Collectif des

familles de

disparu(e)s

en Algérie

 

 

COMMUNIQUE

Les familles de disparu(e)s encerclées et battues

Suite aux déclarations de Farouk Ksentini, Président de la Commission Nationale Consultative de Promotion et de Protection des droits de l’Homme (CNCPPDH), dans le journal « Echourouk El Yaoumi », du 3 novembre, préconisant l’indemnisation des familles par « 100 millions de centimes et un acte de décès pour clore le dossier des disparu(e)s », les familles des Disparu(e)s, ont décidé de se rendre à la Présidence de la République à partir du lieu de leur rassemblement hebdomadaire devant le siège de la CNCPPDH., le mercredi 6 novembre dernier.

A peine, cinq cents mètres effectués, les manifestantes en tête de cortège ont été bloquées par les forces de l’ordre déployées en nombre impressionnant qui n’ont lésiné ni sur les coups, ni sur les insultes, frappant sauvagement à coup de poing, de pieds, des femmes pour la plupart très âgées.

Un des journaliste d’ « El Fadjir », qui suivait la manifestation pour les besoins de son travail, Ibrahim Fakhar, a été frappé sur les lieux avant d’être emmené au commissariat de Cavaignac et où il a, violemment, été battu. Un autre, a été menacé par un officier qui lui a affirmé : « Si tu écris un mot sur moi, je te flingue ».

SOS Disparus et le Collectif des Familles de Disparus en Algérie, à l’annonce de ce projet, avaient immédiatement réagi et réitéré leur exigence dans le traitement du dossier des Disparu(e)s en Algérie, réclamant que la Vérité et la Justice soit faites.

« La seule pensée que l’on ose croire que l’on puisse remplacer un être cher par une somme d’argent et un bout de papier nous est insupportable ».

Rencontré le 5 septembre dernier, le président de la CNCPPDH, Farouk Ksentini, avait à cette époque, soutenu les revendications des familles et de leurs représentants d’Alger, de Constantine, d’Oran, de Sétif, de Rélizane et de Mostaganem. Il avait affirmé ne pas « être de ceux qui se contentent d’évoluer dans un cercle vicieux ».

Un Mémorandum lui avait été remis qui définissait les principes de base pour une démarche commune du règlement du dossier et demandait un processus de vérité sur le sort des disparus ainsi qu’une politique de réhabilitation.

● TÂCHE À RÉALISER
D'après le communiqué sur les familles de disparu(e)s, quelle indemnisation Farouk Ksentini préconise-t-il pour clore le dossier ?

● SECTION DES DONNÉES

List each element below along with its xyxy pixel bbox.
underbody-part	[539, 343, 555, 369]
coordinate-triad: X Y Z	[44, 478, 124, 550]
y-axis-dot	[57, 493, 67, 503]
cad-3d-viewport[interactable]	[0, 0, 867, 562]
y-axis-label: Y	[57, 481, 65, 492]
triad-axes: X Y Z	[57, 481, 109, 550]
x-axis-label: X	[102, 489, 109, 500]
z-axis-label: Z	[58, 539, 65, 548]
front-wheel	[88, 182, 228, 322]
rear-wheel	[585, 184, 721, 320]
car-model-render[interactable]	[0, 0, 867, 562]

● RÉPONSE
100 millions de centimes et un acte de décès.